## TASK
Restate each of the lines below word for word and drop every picture.

## SOURCE DATA

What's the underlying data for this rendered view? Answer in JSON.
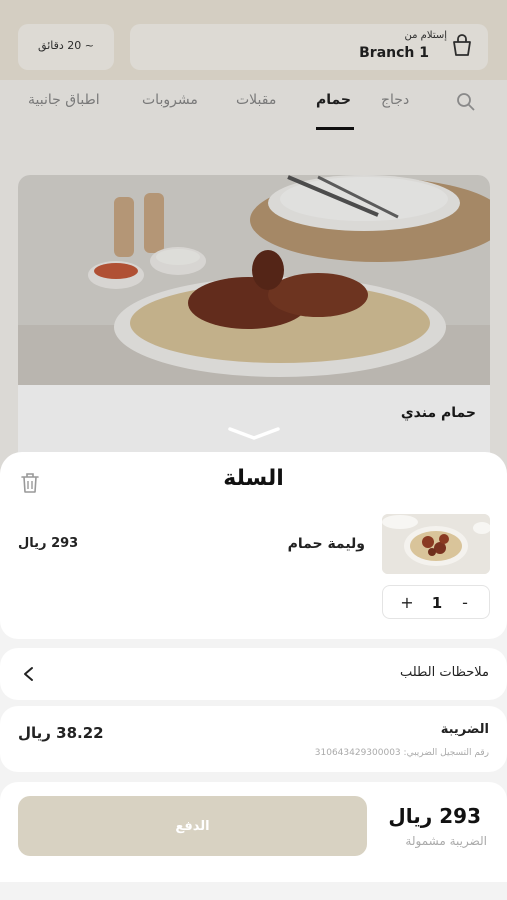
{
  "header": {
    "pickup_label": "إستلام من",
    "branch": "Branch 1",
    "prep_time": "~ 20 دقائق"
  },
  "tabs": [
    {
      "label": "دجاج"
    },
    {
      "label": "حمام"
    },
    {
      "label": "مقبلات"
    },
    {
      "label": "مشروبات"
    },
    {
      "label": "اطباق جانبية"
    }
  ],
  "menu_item": {
    "name": "حمام مندي"
  },
  "cart": {
    "title": "السلة",
    "item": {
      "name": "وليمة حمام",
      "price": "293 ريال",
      "quantity": "1"
    },
    "notes_label": "ملاحظات الطلب",
    "tax_label": "الضريبة",
    "tax_value": "38.22 ريال",
    "tax_reg": "رقم التسجيل الضريبي: 310643429300003",
    "total": "293 ريال",
    "total_note": "الضريبة مشمولة",
    "pay_label": "الدفع"
  },
  "colors": {
    "accent": "#d8d2c2",
    "header_bg": "#ece6d8"
  }
}
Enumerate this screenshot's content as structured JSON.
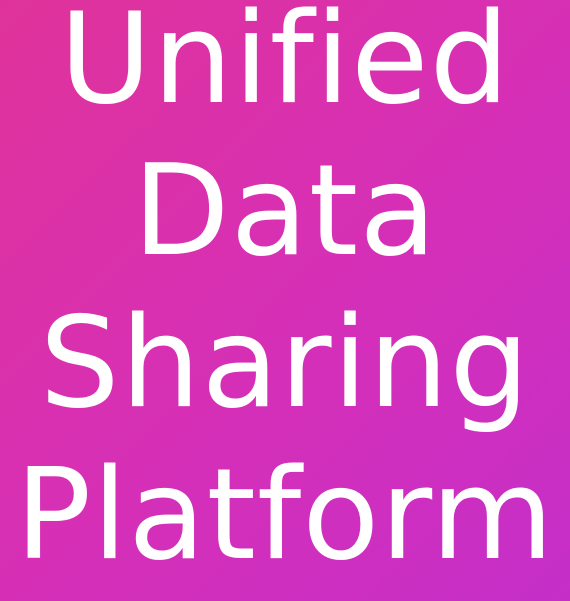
{
  "colors": {
    "background_start": "#e0339a",
    "background_end": "#c52fc8",
    "text": "#ffffff"
  },
  "title": {
    "lines": [
      "Unified",
      "Data",
      "Sharing",
      "Platform"
    ]
  }
}
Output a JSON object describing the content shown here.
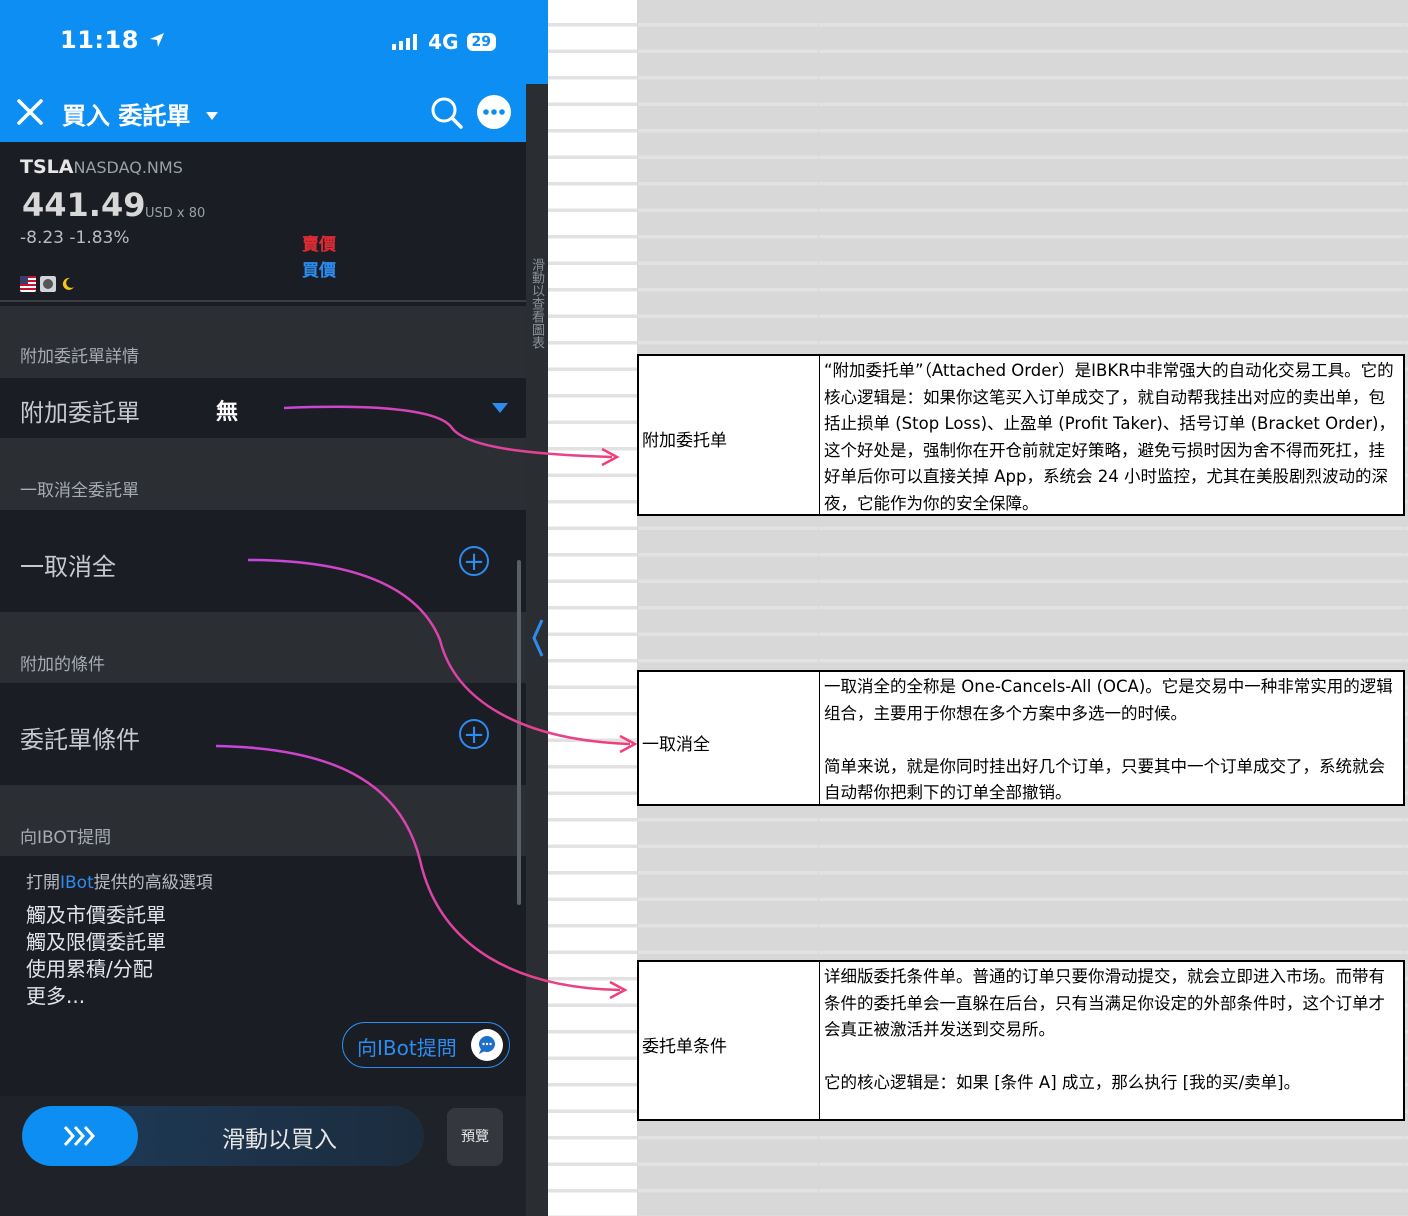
{
  "status_bar": {
    "time": "11:18",
    "network": "4G",
    "battery": "29"
  },
  "nav": {
    "title": "買入 委託單"
  },
  "side_strip": {
    "label": "滑動以查看圖表"
  },
  "quote": {
    "symbol": "TSLA",
    "exchange": "NASDAQ.NMS",
    "price": "441.49",
    "currency": "USD x 80",
    "change": "-8.23  -1.83%",
    "sell_label": "賣價",
    "buy_label": "買價"
  },
  "sections": {
    "attached_details_header": "附加委託單詳情",
    "attached_label": "附加委託單",
    "attached_value": "無",
    "oca_header": "一取消全委託單",
    "oca_label": "一取消全",
    "conditions_header": "附加的條件",
    "conditions_label": "委託單條件",
    "ibot_header": "向IBOT提問"
  },
  "ibot": {
    "intro_prefix": "打開",
    "intro_link": "IBot",
    "intro_suffix": "提供的高級選項",
    "options": [
      "觸及市價委託單",
      "觸及限價委託單",
      "使用累積/分配",
      "更多..."
    ],
    "button_label": "向IBot提問"
  },
  "bottom": {
    "slide_label": "滑動以買入",
    "preview_label": "預覽"
  },
  "notes": [
    {
      "key": "附加委托单",
      "text": "“附加委托单”（Attached Order）是IBKR中非常强大的自动化交易工具。它的核心逻辑是：如果你这笔买入订单成交了，就自动帮我挂出对应的卖出单，包括止损单 (Stop Loss)、止盈单 (Profit Taker)、括号订单 (Bracket Order)，这个好处是，强制你在开仓前就定好策略，避免亏损时因为舍不得而死扛，挂好单后你可以直接关掉 App，系统会 24 小时监控，尤其在美股剧烈波动的深夜，它能作为你的安全保障。"
    },
    {
      "key": "一取消全",
      "text": "一取消全的全称是 One-Cancels-All (OCA)。它是交易中一种非常实用的逻辑组合，主要用于你想在多个方案中多选一的时候。\n\n简单来说，就是你同时挂出好几个订单，只要其中一个订单成交了，系统就会自动帮你把剩下的订单全部撤销。"
    },
    {
      "key": "委托单条件",
      "text": "详细版委托条件单。普通的订单只要你滑动提交，就会立即进入市场。而带有条件的委托单会一直躲在后台，只有当满足你设定的外部条件时，这个订单才会真正被激活并发送到交易所。\n\n它的核心逻辑是：如果 [条件 A] 成立，那么执行 [我的买/卖单]。"
    }
  ],
  "colors": {
    "brand_blue": "#0d8ef2",
    "sell_red": "#e02b35",
    "arrow_pink": "#e83c8a"
  }
}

## CORRECT RESULT
What's the underlying data for this rendered view? Answer in JSON.
{
  "header": {
    "pickup_label": "إستلام من",
    "branch": "Branch 1",
    "prep_time": "~ 20 دقائق"
  },
  "tabs": [
    {
      "label": "دجاج"
    },
    {
      "label": "حمام"
    },
    {
      "label": "مقبلات"
    },
    {
      "label": "مشروبات"
    },
    {
      "label": "اطباق جانبية"
    }
  ],
  "menu_item": {
    "name": "حمام مندي"
  },
  "cart": {
    "title": "السلة",
    "item": {
      "name": "وليمة حمام",
      "price": "293 ريال",
      "quantity": "1"
    },
    "notes_label": "ملاحظات الطلب",
    "tax_label": "الضريبة",
    "tax_value": "38.22 ريال",
    "tax_reg": "رقم التسجيل الضريبي: 310643429300003",
    "total": "293 ريال",
    "total_note": "الضريبة مشمولة",
    "pay_label": "الدفع"
  },
  "colors": {
    "accent": "#d8d2c2",
    "header_bg": "#ece6d8"
  }
}
Enumerate this screenshot's content as structured JSON.
{
  "colors": {
    "background_start": "#e0339a",
    "background_end": "#c52fc8",
    "text": "#ffffff"
  },
  "title": {
    "lines": [
      "Unified",
      "Data",
      "Sharing",
      "Platform"
    ]
  }
}
Output a JSON object describing the content shown here.
{
  "status_bar": {
    "time": "11:18",
    "network": "4G",
    "battery": "29"
  },
  "nav": {
    "title": "買入 委託單"
  },
  "side_strip": {
    "label": "滑動以查看圖表"
  },
  "quote": {
    "symbol": "TSLA",
    "exchange": "NASDAQ.NMS",
    "price": "441.49",
    "currency": "USD x 80",
    "change": "-8.23  -1.83%",
    "sell_label": "賣價",
    "buy_label": "買價"
  },
  "sections": {
    "attached_details_header": "附加委託單詳情",
    "attached_label": "附加委託單",
    "attached_value": "無",
    "oca_header": "一取消全委託單",
    "oca_label": "一取消全",
    "conditions_header": "附加的條件",
    "conditions_label": "委託單條件",
    "ibot_header": "向IBOT提問"
  },
  "ibot": {
    "intro_prefix": "打開",
    "intro_link": "IBot",
    "intro_suffix": "提供的高級選項",
    "options": [
      "觸及市價委託單",
      "觸及限價委託單",
      "使用累積/分配",
      "更多..."
    ],
    "button_label": "向IBot提問"
  },
  "bottom": {
    "slide_label": "滑動以買入",
    "preview_label": "預覽"
  },
  "notes": [
    {
      "key": "附加委托单",
      "text": "“附加委托单”（Attached Order）是IBKR中非常强大的自动化交易工具。它的核心逻辑是：如果你这笔买入订单成交了，就自动帮我挂出对应的卖出单，包括止损单 (Stop Loss)、止盈单 (Profit Taker)、括号订单 (Bracket Order)，这个好处是，强制你在开仓前就定好策略，避免亏损时因为舍不得而死扛，挂好单后你可以直接关掉 App，系统会 24 小时监控，尤其在美股剧烈波动的深夜，它能作为你的安全保障。"
    },
    {
      "key": "一取消全",
      "text": "一取消全的全称是 One-Cancels-All (OCA)。它是交易中一种非常实用的逻辑组合，主要用于你想在多个方案中多选一的时候。\n\n简单来说，就是你同时挂出好几个订单，只要其中一个订单成交了，系统就会自动帮你把剩下的订单全部撤销。"
    },
    {
      "key": "委托单条件",
      "text": "详细版委托条件单。普通的订单只要你滑动提交，就会立即进入市场。而带有条件的委托单会一直躲在后台，只有当满足你设定的外部条件时，这个订单才会真正被激活并发送到交易所。\n\n它的核心逻辑是：如果 [条件 A] 成立，那么执行 [我的买/卖单]。"
    }
  ],
  "colors": {
    "brand_blue": "#0d8ef2",
    "sell_red": "#e02b35",
    "arrow_pink": "#e83c8a"
  }
}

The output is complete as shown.